_EXERCISE_: Give the listing again in full, exactly as written.

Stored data

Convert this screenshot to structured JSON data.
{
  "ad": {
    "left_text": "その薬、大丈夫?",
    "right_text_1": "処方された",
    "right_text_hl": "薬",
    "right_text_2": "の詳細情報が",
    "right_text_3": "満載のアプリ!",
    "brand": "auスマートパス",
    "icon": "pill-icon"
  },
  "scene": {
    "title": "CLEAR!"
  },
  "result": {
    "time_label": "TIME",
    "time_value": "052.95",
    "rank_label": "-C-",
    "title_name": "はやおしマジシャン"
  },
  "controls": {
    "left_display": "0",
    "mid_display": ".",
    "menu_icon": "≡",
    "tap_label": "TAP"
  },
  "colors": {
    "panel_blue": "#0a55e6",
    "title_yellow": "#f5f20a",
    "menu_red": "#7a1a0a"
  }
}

_PROBLEM SOLUTION_:
Convert this screenshot to structured JSON data.
{
  "ad": {
    "left_text": "その薬、大丈夫?",
    "right_text_1": "処方された",
    "right_text_hl": "薬",
    "right_text_2": "の詳細情報が",
    "right_text_3": "満載のアプリ!",
    "brand": "auスマートパス",
    "icon": "pill-icon"
  },
  "scene": {
    "title": "CLEAR!"
  },
  "result": {
    "time_label": "TIME",
    "time_value": "052.95",
    "rank_label": "-C-",
    "title_name": "はやおしマジシャン"
  },
  "controls": {
    "left_display": "0",
    "mid_display": ".",
    "menu_icon": "≡",
    "tap_label": "TAP"
  },
  "colors": {
    "panel_blue": "#0a55e6",
    "title_yellow": "#f5f20a",
    "menu_red": "#7a1a0a"
  }
}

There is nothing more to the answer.